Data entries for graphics
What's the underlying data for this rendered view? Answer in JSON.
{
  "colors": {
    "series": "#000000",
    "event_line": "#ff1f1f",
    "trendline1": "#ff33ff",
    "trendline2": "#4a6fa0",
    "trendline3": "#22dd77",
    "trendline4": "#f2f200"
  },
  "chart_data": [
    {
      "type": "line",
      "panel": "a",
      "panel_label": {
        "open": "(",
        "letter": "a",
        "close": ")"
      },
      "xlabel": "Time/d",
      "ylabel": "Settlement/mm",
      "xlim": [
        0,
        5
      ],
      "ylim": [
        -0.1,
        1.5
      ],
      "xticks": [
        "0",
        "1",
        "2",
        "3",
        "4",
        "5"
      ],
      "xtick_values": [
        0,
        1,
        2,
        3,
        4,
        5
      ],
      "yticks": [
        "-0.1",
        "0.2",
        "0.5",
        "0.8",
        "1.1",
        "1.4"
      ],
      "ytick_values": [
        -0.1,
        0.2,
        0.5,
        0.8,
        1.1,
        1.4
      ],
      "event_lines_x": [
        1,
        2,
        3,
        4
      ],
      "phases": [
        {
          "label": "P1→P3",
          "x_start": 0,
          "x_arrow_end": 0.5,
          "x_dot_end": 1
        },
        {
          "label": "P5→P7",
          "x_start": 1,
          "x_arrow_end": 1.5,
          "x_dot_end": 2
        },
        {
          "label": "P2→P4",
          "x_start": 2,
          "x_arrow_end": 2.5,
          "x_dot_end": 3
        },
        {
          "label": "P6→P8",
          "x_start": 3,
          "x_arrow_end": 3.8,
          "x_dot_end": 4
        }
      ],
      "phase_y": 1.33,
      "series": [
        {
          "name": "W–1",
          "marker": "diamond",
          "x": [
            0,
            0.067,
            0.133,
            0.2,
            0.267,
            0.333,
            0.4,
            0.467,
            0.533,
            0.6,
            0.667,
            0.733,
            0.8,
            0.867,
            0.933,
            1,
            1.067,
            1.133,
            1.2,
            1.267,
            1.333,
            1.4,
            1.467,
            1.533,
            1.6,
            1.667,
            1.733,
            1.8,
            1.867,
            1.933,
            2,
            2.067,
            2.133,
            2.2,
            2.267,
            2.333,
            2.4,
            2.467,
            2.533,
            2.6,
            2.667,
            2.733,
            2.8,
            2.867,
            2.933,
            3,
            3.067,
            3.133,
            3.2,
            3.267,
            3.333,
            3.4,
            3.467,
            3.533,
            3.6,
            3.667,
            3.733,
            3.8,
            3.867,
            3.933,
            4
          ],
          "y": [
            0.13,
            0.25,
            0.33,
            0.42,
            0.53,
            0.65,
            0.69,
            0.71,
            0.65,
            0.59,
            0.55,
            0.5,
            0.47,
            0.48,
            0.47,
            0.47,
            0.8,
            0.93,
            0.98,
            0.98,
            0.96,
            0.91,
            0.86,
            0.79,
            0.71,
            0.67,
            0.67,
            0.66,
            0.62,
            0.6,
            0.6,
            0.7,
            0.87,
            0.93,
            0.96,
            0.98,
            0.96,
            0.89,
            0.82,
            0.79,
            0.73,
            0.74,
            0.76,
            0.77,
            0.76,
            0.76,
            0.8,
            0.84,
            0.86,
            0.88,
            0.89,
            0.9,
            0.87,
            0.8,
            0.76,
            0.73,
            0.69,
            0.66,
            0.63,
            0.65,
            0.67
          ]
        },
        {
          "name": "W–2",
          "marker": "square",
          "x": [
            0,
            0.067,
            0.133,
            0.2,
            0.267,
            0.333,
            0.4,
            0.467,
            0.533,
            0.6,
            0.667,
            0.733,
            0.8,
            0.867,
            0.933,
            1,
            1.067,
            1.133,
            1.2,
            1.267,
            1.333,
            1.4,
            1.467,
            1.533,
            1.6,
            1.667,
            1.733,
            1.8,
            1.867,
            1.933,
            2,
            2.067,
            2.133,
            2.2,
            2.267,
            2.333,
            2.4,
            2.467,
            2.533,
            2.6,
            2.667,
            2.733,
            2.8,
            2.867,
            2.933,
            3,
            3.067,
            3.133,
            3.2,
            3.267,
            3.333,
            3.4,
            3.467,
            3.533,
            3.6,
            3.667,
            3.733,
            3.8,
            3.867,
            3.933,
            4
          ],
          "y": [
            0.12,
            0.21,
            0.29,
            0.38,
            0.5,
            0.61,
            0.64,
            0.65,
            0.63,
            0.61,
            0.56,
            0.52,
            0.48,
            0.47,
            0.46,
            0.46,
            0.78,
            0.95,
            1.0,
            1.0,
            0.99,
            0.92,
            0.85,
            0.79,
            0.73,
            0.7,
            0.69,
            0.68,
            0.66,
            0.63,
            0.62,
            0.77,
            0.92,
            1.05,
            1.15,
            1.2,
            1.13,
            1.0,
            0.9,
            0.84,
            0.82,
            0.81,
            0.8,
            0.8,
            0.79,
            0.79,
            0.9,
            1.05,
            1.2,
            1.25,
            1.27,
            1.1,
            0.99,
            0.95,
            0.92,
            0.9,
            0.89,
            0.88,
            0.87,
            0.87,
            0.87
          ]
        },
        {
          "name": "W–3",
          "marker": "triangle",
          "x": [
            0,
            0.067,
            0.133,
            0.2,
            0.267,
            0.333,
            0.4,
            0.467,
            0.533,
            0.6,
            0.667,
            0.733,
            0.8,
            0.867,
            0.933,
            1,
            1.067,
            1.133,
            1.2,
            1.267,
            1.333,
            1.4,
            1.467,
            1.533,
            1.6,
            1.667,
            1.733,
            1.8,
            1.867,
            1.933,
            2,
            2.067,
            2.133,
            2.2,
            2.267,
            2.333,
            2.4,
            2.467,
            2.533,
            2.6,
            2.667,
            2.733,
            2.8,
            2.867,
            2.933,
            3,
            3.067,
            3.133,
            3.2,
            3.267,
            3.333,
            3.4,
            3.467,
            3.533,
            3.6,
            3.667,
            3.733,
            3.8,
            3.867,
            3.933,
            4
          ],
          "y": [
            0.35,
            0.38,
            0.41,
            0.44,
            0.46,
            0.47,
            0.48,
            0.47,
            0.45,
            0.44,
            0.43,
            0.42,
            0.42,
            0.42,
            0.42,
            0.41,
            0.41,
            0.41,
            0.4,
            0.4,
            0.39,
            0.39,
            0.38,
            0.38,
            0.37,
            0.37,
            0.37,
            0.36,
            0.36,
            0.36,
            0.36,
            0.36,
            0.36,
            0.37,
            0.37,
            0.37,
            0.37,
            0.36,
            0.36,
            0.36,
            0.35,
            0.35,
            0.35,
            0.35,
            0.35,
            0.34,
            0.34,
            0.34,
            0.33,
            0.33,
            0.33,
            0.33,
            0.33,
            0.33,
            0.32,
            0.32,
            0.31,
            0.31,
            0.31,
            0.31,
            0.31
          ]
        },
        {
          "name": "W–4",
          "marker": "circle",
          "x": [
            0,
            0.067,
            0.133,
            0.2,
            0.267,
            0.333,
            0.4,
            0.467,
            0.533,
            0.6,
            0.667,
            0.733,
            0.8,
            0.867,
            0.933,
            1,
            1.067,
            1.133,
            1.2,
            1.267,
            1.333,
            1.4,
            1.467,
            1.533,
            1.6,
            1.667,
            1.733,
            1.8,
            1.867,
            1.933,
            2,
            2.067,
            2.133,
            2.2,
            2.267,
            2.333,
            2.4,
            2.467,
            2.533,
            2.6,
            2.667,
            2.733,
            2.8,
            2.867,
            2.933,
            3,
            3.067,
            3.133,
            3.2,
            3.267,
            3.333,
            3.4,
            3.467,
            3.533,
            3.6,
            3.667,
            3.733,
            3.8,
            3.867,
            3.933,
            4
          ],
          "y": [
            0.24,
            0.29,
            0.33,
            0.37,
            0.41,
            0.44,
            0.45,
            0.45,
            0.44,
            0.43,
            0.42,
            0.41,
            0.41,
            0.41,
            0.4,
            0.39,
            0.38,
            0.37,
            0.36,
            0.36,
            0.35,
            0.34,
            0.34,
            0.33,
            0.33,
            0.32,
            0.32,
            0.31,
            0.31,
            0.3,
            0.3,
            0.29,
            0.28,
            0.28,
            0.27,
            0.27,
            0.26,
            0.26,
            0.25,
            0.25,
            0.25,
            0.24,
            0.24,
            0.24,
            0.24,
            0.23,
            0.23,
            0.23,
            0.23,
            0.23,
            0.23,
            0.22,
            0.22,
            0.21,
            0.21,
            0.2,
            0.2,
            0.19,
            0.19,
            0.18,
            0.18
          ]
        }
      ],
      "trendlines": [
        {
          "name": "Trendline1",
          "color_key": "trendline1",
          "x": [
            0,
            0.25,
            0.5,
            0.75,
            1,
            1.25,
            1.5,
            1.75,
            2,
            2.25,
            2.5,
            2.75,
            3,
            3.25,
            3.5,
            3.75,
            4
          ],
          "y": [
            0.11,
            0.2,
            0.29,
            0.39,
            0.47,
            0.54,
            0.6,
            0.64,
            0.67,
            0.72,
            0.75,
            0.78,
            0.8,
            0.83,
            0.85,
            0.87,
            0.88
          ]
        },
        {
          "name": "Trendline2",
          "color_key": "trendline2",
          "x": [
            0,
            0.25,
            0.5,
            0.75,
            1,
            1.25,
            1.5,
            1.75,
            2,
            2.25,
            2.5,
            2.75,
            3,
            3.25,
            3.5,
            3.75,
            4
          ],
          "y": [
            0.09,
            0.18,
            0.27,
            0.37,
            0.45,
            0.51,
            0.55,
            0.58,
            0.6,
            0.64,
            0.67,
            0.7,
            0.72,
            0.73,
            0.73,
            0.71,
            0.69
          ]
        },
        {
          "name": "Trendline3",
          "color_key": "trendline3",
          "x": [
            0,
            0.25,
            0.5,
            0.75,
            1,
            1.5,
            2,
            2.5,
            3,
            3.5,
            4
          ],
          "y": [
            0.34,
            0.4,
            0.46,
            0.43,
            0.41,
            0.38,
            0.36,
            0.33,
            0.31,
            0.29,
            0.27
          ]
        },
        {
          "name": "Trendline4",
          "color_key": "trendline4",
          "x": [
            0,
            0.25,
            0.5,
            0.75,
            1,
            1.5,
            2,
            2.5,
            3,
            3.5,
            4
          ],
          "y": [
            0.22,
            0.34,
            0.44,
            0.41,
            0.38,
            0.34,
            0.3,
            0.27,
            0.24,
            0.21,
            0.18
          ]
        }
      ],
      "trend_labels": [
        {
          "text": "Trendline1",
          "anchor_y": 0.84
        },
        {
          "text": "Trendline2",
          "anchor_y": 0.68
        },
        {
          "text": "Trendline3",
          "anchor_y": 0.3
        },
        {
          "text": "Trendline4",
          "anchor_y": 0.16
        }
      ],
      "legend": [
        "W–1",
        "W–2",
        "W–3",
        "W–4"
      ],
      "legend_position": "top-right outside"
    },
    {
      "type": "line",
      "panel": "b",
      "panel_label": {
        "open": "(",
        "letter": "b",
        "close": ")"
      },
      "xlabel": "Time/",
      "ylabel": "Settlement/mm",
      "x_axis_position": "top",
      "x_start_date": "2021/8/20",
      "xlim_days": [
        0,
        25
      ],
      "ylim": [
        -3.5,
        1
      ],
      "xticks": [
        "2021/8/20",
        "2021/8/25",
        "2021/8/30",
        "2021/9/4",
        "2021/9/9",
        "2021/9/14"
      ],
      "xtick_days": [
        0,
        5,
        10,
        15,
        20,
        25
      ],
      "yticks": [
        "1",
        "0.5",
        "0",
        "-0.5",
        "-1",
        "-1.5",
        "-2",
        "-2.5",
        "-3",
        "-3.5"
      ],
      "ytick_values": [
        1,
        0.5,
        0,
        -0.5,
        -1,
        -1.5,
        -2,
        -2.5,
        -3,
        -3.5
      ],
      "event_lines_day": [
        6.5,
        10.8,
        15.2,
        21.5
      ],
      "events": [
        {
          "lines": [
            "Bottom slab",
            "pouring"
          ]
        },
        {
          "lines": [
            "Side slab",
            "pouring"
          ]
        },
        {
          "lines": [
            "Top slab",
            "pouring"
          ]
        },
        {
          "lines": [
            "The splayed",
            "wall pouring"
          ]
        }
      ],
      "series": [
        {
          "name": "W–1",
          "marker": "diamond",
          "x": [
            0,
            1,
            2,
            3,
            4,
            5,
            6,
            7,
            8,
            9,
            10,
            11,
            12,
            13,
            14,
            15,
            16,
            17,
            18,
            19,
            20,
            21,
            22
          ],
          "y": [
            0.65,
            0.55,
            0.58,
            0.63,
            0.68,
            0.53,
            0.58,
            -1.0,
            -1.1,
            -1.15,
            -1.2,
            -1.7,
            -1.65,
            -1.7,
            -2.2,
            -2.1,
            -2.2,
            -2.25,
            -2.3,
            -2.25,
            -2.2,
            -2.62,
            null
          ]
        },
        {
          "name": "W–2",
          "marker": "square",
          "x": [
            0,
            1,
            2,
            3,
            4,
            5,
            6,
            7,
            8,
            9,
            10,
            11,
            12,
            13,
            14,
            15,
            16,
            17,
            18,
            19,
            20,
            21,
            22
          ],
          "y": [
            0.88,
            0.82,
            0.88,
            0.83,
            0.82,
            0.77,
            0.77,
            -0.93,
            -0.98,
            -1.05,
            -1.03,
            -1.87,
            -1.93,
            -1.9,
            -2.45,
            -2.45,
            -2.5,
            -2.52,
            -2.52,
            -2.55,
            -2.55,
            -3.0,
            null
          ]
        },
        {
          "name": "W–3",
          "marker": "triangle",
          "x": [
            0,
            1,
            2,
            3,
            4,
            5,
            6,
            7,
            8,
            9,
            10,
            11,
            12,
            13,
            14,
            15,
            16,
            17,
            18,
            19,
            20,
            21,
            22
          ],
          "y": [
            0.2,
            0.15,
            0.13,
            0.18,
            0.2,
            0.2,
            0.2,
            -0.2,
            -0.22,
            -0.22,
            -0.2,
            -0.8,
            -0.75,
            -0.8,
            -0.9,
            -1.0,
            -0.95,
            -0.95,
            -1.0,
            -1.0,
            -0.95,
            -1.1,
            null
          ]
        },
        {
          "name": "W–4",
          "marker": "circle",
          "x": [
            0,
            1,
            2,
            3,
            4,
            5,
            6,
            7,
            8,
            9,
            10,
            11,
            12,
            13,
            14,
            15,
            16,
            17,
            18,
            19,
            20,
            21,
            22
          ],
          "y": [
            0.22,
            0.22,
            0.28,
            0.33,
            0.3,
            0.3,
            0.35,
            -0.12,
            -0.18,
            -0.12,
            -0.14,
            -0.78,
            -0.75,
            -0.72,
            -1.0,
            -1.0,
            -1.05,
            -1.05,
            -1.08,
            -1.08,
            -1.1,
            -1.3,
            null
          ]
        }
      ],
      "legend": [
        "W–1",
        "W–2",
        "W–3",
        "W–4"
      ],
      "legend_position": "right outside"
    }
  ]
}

■ **Given exercise**
Identify the lines of the entries containing the string "right". Copy each such line.

■ **Result for this exercise**
      "legend_position": "top-right outside"
      "legend_position": "right outside"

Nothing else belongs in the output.